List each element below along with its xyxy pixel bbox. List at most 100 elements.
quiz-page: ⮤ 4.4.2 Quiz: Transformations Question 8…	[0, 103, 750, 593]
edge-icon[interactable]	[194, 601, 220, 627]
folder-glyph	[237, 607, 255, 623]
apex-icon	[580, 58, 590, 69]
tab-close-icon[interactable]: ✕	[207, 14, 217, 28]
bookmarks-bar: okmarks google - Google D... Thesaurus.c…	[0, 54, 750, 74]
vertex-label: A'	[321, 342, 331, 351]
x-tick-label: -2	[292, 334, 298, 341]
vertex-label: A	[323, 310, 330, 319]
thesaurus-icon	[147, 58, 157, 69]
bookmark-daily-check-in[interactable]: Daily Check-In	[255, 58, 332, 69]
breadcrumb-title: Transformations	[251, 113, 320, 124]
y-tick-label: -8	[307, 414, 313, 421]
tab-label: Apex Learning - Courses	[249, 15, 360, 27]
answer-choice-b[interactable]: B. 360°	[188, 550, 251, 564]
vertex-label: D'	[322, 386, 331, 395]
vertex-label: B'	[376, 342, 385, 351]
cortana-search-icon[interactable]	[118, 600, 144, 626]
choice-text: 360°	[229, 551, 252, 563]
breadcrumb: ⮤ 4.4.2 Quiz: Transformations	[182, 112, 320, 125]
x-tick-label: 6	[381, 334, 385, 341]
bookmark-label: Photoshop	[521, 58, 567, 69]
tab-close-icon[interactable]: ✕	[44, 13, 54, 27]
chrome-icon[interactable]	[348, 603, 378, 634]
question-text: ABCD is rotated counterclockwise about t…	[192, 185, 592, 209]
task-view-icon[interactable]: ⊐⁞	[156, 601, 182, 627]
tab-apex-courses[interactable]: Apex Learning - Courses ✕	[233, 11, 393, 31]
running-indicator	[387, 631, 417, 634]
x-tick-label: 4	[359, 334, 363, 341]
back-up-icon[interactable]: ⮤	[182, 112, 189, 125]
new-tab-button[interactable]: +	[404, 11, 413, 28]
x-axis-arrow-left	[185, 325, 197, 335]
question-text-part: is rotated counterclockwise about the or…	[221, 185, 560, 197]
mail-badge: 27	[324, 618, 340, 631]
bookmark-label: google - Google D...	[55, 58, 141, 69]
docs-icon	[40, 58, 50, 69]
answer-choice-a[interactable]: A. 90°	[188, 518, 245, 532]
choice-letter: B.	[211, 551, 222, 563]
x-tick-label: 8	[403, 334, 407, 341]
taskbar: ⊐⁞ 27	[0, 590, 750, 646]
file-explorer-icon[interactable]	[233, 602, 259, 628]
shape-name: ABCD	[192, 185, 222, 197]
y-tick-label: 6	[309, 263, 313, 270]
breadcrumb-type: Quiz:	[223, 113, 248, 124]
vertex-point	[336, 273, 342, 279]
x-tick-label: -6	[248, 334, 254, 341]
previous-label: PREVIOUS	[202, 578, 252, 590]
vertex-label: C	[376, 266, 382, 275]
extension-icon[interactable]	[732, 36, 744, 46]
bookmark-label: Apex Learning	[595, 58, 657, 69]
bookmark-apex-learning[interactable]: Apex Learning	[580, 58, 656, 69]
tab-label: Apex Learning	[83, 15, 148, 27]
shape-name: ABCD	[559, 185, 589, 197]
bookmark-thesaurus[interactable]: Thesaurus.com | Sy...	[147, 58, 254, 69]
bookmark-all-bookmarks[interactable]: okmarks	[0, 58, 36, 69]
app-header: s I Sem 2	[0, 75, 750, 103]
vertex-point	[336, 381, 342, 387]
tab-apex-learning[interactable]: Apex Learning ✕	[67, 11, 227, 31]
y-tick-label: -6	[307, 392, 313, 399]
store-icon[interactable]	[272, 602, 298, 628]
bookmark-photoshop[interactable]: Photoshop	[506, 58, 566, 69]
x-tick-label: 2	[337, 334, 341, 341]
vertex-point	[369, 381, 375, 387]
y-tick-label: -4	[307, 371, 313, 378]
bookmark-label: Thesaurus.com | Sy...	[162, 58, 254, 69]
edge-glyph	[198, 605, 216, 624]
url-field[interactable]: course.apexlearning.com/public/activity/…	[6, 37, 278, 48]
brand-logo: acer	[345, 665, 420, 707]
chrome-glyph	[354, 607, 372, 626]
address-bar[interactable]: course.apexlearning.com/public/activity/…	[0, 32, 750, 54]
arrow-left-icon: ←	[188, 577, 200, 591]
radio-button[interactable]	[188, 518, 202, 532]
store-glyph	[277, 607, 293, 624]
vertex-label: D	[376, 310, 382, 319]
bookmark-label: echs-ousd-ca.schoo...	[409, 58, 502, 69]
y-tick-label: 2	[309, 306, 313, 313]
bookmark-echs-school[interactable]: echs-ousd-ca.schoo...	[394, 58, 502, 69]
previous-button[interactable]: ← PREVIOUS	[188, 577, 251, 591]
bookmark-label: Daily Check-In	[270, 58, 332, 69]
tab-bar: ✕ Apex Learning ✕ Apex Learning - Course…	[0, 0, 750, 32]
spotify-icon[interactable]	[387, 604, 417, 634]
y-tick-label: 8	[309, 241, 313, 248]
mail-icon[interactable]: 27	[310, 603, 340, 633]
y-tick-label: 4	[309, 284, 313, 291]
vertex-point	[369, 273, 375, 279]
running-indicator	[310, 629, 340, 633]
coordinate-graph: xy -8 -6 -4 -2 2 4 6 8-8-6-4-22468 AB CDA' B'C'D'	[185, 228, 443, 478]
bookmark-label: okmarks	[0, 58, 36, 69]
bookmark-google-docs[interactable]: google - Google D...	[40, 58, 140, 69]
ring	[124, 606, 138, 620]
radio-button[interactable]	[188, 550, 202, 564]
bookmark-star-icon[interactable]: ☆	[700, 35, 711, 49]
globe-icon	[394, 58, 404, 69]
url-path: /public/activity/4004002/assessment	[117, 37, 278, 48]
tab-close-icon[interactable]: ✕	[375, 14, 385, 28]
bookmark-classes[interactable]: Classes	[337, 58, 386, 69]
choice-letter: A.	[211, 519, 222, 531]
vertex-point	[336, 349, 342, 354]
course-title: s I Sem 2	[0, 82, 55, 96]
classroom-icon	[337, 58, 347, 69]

* [Given instruction] List every line in the items above that contains the string "title", copying each line in full. Matching is case-sensitive.

* [Task output]
breadcrumb-title: Transformations	[251, 113, 320, 124]
course-title: s I Sem 2	[0, 82, 55, 96]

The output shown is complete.